_Excerpts from a figure dataset:_
[BEGIN]

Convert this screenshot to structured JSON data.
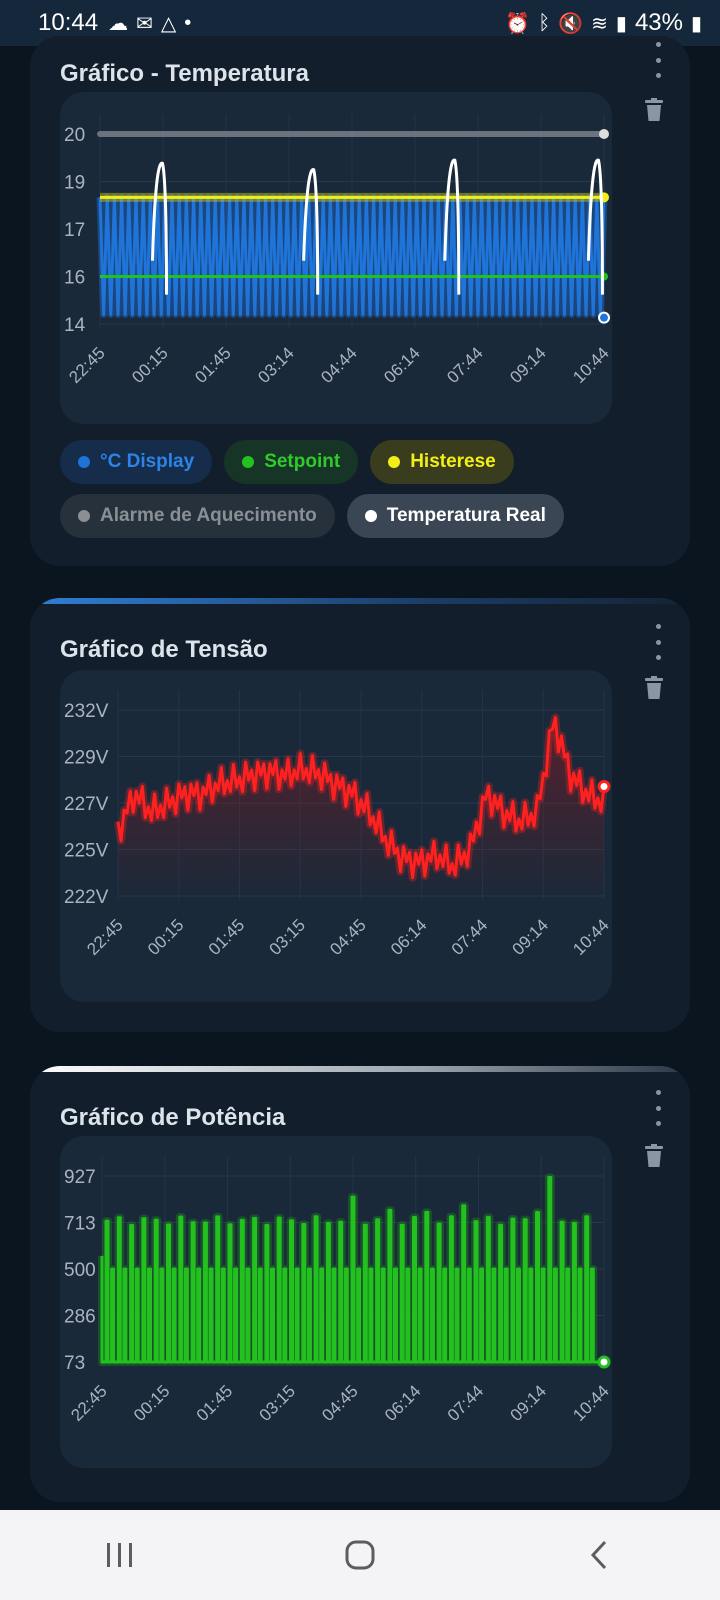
{
  "status_bar": {
    "time": "10:44",
    "battery": "43%",
    "left_icons": [
      "cloud-icon",
      "gmail-icon",
      "drive-icon",
      "dot-icon"
    ],
    "right_icons": [
      "alarm-icon",
      "bluetooth-icon",
      "mute-icon",
      "wifi-icon",
      "signal-icon"
    ]
  },
  "cards": {
    "temperature": {
      "title": "Gráfico - Temperatura",
      "legend": [
        {
          "label": "°C Display",
          "color": "#1e74d9",
          "bg": "#152c4a",
          "text": "#2d83e6"
        },
        {
          "label": "Setpoint",
          "color": "#22c11e",
          "bg": "#173526",
          "text": "#2fcb2a"
        },
        {
          "label": "Histerese",
          "color": "#f1ef16",
          "bg": "#3a3d1d",
          "text": "#f1ef16"
        },
        {
          "label": "Alarme de Aquecimento",
          "color": "#8a8f96",
          "bg": "#27313c",
          "text": "#8a8f96"
        },
        {
          "label": "Temperatura Real",
          "color": "#ffffff",
          "bg": "#3b4654",
          "text": "#ffffff"
        }
      ]
    },
    "voltage": {
      "title": "Gráfico de Tensão"
    },
    "power": {
      "title": "Gráfico de Potência"
    }
  },
  "chart_data": [
    {
      "type": "line",
      "title": "Gráfico - Temperatura",
      "y_ticks": [
        "20",
        "19",
        "17",
        "16",
        "14"
      ],
      "x_ticks": [
        "22:45",
        "00:15",
        "01:45",
        "03:14",
        "04:44",
        "06:14",
        "07:44",
        "09:14",
        "10:44"
      ],
      "ylim": [
        14,
        20
      ],
      "series": [
        {
          "name": "°C Display",
          "color": "#1e74d9",
          "pattern": "oscillation",
          "low": 14.3,
          "high": 18.0,
          "cycles": 70,
          "final": 14.2
        },
        {
          "name": "Setpoint",
          "color": "#22c11e",
          "constant": 15.5
        },
        {
          "name": "Histerese",
          "color": "#f1ef16",
          "constant": 18.0
        },
        {
          "name": "Alarme de Aquecimento",
          "color": "#c9ccd1",
          "constant": 20.0
        },
        {
          "name": "Temperatura Real",
          "color": "#ffffff",
          "peaks": [
            {
              "t": 0.12,
              "v": 19.2
            },
            {
              "t": 0.42,
              "v": 19.0
            },
            {
              "t": 0.7,
              "v": 19.3
            },
            {
              "t": 0.985,
              "v": 19.3
            }
          ]
        }
      ]
    },
    {
      "type": "area",
      "title": "Gráfico de Tensão",
      "y_ticks": [
        "232V",
        "229V",
        "227V",
        "225V",
        "222V"
      ],
      "x_ticks": [
        "22:45",
        "00:15",
        "01:45",
        "03:15",
        "04:45",
        "06:14",
        "07:44",
        "09:14",
        "10:44"
      ],
      "ylim": [
        222,
        232
      ],
      "series": [
        {
          "name": "Tensão",
          "color": "#ff2020",
          "values": [
            225.5,
            227.5,
            226.5,
            227.0,
            227.5,
            227.5,
            228.0,
            228.2,
            228.5,
            228.7,
            228.5,
            228.8,
            228.6,
            228.0,
            227.5,
            226.5,
            225.0,
            224.0,
            223.8,
            224.2,
            223.6,
            224.5,
            227.5,
            226.5,
            226.0,
            226.5,
            231.5,
            228.5,
            227.5,
            227.0
          ]
        }
      ]
    },
    {
      "type": "line",
      "title": "Gráfico de Potência",
      "y_ticks": [
        "927",
        "713",
        "500",
        "286",
        "73"
      ],
      "x_ticks": [
        "22:45",
        "00:15",
        "01:45",
        "03:15",
        "04:45",
        "06:14",
        "07:44",
        "09:14",
        "10:44"
      ],
      "ylim": [
        73,
        927
      ],
      "series": [
        {
          "name": "Potência",
          "color": "#22c11e",
          "baseline": 73,
          "spikes": 40,
          "typical_peak": 720,
          "max_peak": 920
        }
      ]
    }
  ]
}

[END]

_Your instructions:_
Leave out the pictures and give the rest of the records again exactly.

_Written answer:_
Convert this screenshot to structured JSON data.
{
  "status_bar": {
    "time": "10:44",
    "battery": "43%",
    "left_icons": [
      "cloud-icon",
      "gmail-icon",
      "drive-icon",
      "dot-icon"
    ],
    "right_icons": [
      "alarm-icon",
      "bluetooth-icon",
      "mute-icon",
      "wifi-icon",
      "signal-icon"
    ]
  },
  "cards": {
    "temperature": {
      "title": "Gráfico - Temperatura",
      "legend": [
        {
          "label": "°C Display",
          "color": "#1e74d9",
          "bg": "#152c4a",
          "text": "#2d83e6"
        },
        {
          "label": "Setpoint",
          "color": "#22c11e",
          "bg": "#173526",
          "text": "#2fcb2a"
        },
        {
          "label": "Histerese",
          "color": "#f1ef16",
          "bg": "#3a3d1d",
          "text": "#f1ef16"
        },
        {
          "label": "Alarme de Aquecimento",
          "color": "#8a8f96",
          "bg": "#27313c",
          "text": "#8a8f96"
        },
        {
          "label": "Temperatura Real",
          "color": "#ffffff",
          "bg": "#3b4654",
          "text": "#ffffff"
        }
      ]
    },
    "voltage": {
      "title": "Gráfico de Tensão"
    },
    "power": {
      "title": "Gráfico de Potência"
    }
  },
  "chart_data": [
    {
      "type": "line",
      "title": "Gráfico - Temperatura",
      "y_ticks": [
        "20",
        "19",
        "17",
        "16",
        "14"
      ],
      "x_ticks": [
        "22:45",
        "00:15",
        "01:45",
        "03:14",
        "04:44",
        "06:14",
        "07:44",
        "09:14",
        "10:44"
      ],
      "ylim": [
        14,
        20
      ],
      "series": [
        {
          "name": "°C Display",
          "color": "#1e74d9",
          "pattern": "oscillation",
          "low": 14.3,
          "high": 18.0,
          "cycles": 70,
          "final": 14.2
        },
        {
          "name": "Setpoint",
          "color": "#22c11e",
          "constant": 15.5
        },
        {
          "name": "Histerese",
          "color": "#f1ef16",
          "constant": 18.0
        },
        {
          "name": "Alarme de Aquecimento",
          "color": "#c9ccd1",
          "constant": 20.0
        },
        {
          "name": "Temperatura Real",
          "color": "#ffffff",
          "peaks": [
            {
              "t": 0.12,
              "v": 19.2
            },
            {
              "t": 0.42,
              "v": 19.0
            },
            {
              "t": 0.7,
              "v": 19.3
            },
            {
              "t": 0.985,
              "v": 19.3
            }
          ]
        }
      ]
    },
    {
      "type": "area",
      "title": "Gráfico de Tensão",
      "y_ticks": [
        "232V",
        "229V",
        "227V",
        "225V",
        "222V"
      ],
      "x_ticks": [
        "22:45",
        "00:15",
        "01:45",
        "03:15",
        "04:45",
        "06:14",
        "07:44",
        "09:14",
        "10:44"
      ],
      "ylim": [
        222,
        232
      ],
      "series": [
        {
          "name": "Tensão",
          "color": "#ff2020",
          "values": [
            225.5,
            227.5,
            226.5,
            227.0,
            227.5,
            227.5,
            228.0,
            228.2,
            228.5,
            228.7,
            228.5,
            228.8,
            228.6,
            228.0,
            227.5,
            226.5,
            225.0,
            224.0,
            223.8,
            224.2,
            223.6,
            224.5,
            227.5,
            226.5,
            226.0,
            226.5,
            231.5,
            228.5,
            227.5,
            227.0
          ]
        }
      ]
    },
    {
      "type": "line",
      "title": "Gráfico de Potência",
      "y_ticks": [
        "927",
        "713",
        "500",
        "286",
        "73"
      ],
      "x_ticks": [
        "22:45",
        "00:15",
        "01:45",
        "03:15",
        "04:45",
        "06:14",
        "07:44",
        "09:14",
        "10:44"
      ],
      "ylim": [
        73,
        927
      ],
      "series": [
        {
          "name": "Potência",
          "color": "#22c11e",
          "baseline": 73,
          "spikes": 40,
          "typical_peak": 720,
          "max_peak": 920
        }
      ]
    }
  ]
}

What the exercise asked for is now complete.